### Aim of the task
Copy each line of the records that contains the string "masanoma". Case counts.

### Extracted information
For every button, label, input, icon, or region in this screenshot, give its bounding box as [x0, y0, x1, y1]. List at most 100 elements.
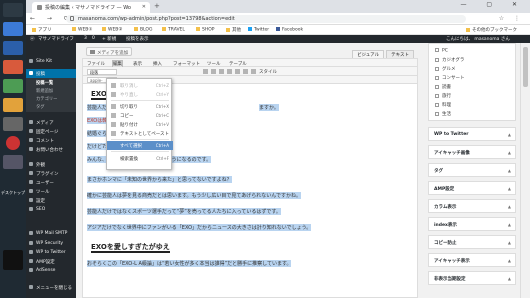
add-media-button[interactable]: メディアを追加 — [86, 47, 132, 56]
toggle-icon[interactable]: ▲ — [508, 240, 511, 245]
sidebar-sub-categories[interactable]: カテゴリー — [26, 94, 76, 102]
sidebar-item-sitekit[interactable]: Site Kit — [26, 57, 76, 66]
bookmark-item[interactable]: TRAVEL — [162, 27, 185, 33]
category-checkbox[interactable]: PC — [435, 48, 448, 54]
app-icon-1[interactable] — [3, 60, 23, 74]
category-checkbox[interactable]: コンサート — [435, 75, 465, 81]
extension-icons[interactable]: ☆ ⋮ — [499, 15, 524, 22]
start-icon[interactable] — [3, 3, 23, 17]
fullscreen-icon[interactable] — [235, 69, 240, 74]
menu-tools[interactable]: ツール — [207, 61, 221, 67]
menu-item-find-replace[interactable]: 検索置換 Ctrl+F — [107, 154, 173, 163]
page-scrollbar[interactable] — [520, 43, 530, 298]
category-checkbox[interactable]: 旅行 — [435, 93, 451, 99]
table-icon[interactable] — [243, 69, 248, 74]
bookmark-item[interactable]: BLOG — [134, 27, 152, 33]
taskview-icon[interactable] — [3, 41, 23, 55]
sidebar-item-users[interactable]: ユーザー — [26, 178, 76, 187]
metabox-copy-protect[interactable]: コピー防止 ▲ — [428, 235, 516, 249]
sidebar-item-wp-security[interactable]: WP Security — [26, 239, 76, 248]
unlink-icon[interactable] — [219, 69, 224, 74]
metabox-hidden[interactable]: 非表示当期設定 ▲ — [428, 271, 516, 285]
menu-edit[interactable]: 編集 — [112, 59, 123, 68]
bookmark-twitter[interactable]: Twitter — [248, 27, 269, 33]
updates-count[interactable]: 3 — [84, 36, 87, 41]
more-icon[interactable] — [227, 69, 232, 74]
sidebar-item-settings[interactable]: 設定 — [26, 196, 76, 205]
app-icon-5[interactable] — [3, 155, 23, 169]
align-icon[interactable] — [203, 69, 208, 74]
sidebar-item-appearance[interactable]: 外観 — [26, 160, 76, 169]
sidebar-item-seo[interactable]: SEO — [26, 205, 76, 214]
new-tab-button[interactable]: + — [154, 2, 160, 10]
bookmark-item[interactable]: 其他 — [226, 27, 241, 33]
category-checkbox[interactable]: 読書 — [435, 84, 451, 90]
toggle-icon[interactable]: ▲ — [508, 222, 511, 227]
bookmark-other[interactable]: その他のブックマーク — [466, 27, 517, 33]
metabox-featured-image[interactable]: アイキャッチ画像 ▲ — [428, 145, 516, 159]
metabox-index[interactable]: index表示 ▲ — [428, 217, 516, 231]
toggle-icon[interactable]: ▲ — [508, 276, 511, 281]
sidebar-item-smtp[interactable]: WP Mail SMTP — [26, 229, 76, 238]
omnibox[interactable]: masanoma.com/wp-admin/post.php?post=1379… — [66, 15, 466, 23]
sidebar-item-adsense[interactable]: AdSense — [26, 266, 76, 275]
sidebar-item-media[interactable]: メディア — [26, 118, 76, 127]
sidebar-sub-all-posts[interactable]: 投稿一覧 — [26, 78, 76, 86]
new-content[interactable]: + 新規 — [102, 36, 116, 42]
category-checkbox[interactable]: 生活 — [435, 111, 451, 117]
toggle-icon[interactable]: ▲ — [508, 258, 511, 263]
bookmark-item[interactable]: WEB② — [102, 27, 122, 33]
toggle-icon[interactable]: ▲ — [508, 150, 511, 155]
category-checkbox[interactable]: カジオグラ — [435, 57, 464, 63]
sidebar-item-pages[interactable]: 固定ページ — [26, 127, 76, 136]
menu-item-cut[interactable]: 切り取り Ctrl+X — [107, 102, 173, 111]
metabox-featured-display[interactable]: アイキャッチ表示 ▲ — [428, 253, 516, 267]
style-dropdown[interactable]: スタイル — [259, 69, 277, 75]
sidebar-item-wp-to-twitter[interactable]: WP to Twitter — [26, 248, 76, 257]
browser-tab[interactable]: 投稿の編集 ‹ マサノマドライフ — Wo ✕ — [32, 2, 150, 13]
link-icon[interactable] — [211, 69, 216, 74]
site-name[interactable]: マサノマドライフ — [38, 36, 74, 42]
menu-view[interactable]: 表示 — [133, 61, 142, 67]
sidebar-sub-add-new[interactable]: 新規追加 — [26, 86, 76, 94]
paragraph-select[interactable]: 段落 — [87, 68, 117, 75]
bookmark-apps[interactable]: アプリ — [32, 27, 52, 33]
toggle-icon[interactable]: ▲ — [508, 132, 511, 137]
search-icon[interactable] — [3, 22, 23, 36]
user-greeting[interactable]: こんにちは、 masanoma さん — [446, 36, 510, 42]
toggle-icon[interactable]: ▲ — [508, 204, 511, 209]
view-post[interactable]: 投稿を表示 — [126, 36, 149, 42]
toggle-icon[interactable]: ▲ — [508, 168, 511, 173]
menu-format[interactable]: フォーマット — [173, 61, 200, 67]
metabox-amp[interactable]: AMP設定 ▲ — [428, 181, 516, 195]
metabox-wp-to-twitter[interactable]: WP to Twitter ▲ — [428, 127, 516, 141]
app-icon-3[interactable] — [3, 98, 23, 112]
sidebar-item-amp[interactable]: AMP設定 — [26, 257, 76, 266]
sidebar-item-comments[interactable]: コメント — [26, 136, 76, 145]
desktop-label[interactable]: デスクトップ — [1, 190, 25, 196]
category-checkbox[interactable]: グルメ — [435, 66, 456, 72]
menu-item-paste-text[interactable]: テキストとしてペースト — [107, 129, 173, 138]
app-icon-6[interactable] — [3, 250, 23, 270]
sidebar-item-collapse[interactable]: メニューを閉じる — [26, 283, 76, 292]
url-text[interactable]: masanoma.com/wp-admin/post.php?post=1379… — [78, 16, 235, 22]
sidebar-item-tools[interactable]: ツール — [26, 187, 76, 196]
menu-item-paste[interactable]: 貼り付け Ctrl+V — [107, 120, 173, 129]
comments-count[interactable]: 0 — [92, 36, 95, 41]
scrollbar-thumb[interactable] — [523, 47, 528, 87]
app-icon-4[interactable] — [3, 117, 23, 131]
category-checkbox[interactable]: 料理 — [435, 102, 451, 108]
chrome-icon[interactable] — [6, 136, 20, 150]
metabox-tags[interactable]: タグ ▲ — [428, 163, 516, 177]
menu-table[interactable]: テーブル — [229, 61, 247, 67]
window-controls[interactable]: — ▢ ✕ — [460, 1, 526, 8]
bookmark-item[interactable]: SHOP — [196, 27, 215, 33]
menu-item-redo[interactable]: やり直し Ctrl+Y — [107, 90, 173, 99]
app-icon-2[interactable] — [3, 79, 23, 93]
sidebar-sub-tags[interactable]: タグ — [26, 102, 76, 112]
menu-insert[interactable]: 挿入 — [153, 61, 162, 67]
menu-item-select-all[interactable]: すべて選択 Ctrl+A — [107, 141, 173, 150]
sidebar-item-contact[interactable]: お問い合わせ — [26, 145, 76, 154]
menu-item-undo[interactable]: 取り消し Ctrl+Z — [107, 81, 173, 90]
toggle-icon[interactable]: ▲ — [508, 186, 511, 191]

==

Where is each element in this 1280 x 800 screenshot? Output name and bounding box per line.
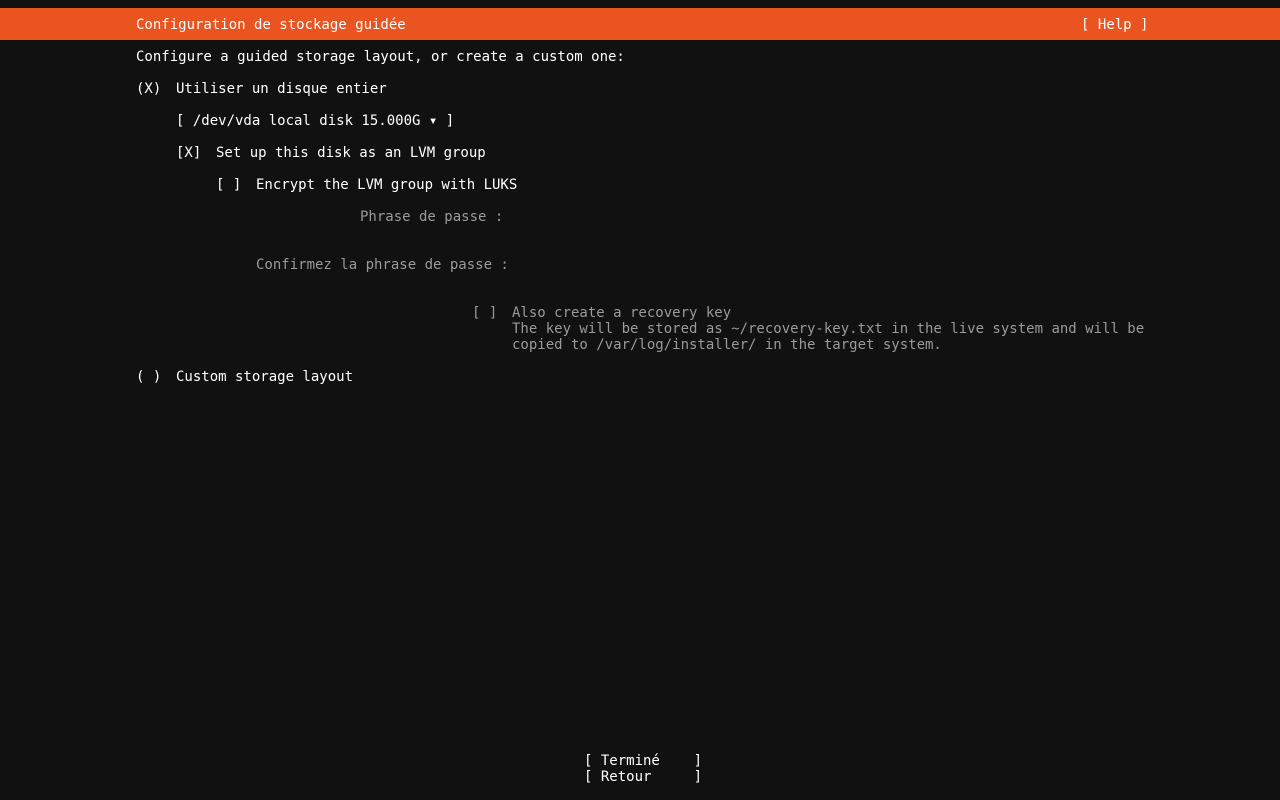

### The completed task
omnibox[interactable]: masanoma.com/wp-admin/post.php?post=1379… — [66, 15, 466, 23]
user-greeting[interactable]: こんにちは、 masanoma さん — [446, 36, 510, 42]
url-text[interactable]: masanoma.com/wp-admin/post.php?post=1379… — [78, 16, 235, 22]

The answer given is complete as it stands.